[start]

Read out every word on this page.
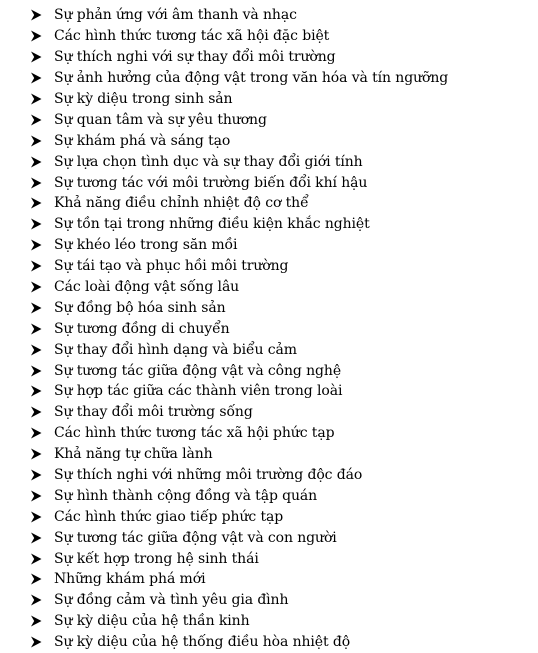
Sự phản ứng với âm thanh và nhạc
Các hình thức tương tác xã hội đặc biệt
Sự thích nghi với sự thay đổi môi trường
Sự ảnh hưởng của động vật trong văn hóa và tín ngưỡng
Sự kỳ diệu trong sinh sản
Sự quan tâm và sự yêu thương
Sự khám phá và sáng tạo
Sự lựa chọn tình dục và sự thay đổi giới tính
Sự tương tác với môi trường biến đổi khí hậu
Khả năng điều chỉnh nhiệt độ cơ thể
Sự tồn tại trong những điều kiện khắc nghiệt
Sự khéo léo trong săn mồi
Sự tái tạo và phục hồi môi trường
Các loài động vật sống lâu
Sự đồng bộ hóa sinh sản
Sự tương đồng di chuyển
Sự thay đổi hình dạng và biểu cảm
Sự tương tác giữa động vật và công nghệ
Sự hợp tác giữa các thành viên trong loài
Sự thay đổi môi trường sống
Các hình thức tương tác xã hội phức tạp
Khả năng tự chữa lành
Sự thích nghi với những môi trường độc đáo
Sự hình thành cộng đồng và tập quán
Các hình thức giao tiếp phức tạp
Sự tương tác giữa động vật và con người
Sự kết hợp trong hệ sinh thái
Những khám phá mới
Sự đồng cảm và tình yêu gia đình
Sự kỳ diệu của hệ thần kinh
Sự kỳ diệu của hệ thống điều hòa nhiệt độ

[end]

Quote each entry above verbatim and drop the pictures.

◆ FINAL RESULT ◆
Read out every word on this page.
Sự phản ứng với âm thanh và nhạc
Các hình thức tương tác xã hội đặc biệt
Sự thích nghi với sự thay đổi môi trường
Sự ảnh hưởng của động vật trong văn hóa và tín ngưỡng
Sự kỳ diệu trong sinh sản
Sự quan tâm và sự yêu thương
Sự khám phá và sáng tạo
Sự lựa chọn tình dục và sự thay đổi giới tính
Sự tương tác với môi trường biến đổi khí hậu
Khả năng điều chỉnh nhiệt độ cơ thể
Sự tồn tại trong những điều kiện khắc nghiệt
Sự khéo léo trong săn mồi
Sự tái tạo và phục hồi môi trường
Các loài động vật sống lâu
Sự đồng bộ hóa sinh sản
Sự tương đồng di chuyển
Sự thay đổi hình dạng và biểu cảm
Sự tương tác giữa động vật và công nghệ
Sự hợp tác giữa các thành viên trong loài
Sự thay đổi môi trường sống
Các hình thức tương tác xã hội phức tạp
Khả năng tự chữa lành
Sự thích nghi với những môi trường độc đáo
Sự hình thành cộng đồng và tập quán
Các hình thức giao tiếp phức tạp
Sự tương tác giữa động vật và con người
Sự kết hợp trong hệ sinh thái
Những khám phá mới
Sự đồng cảm và tình yêu gia đình
Sự kỳ diệu của hệ thần kinh
Sự kỳ diệu của hệ thống điều hòa nhiệt độ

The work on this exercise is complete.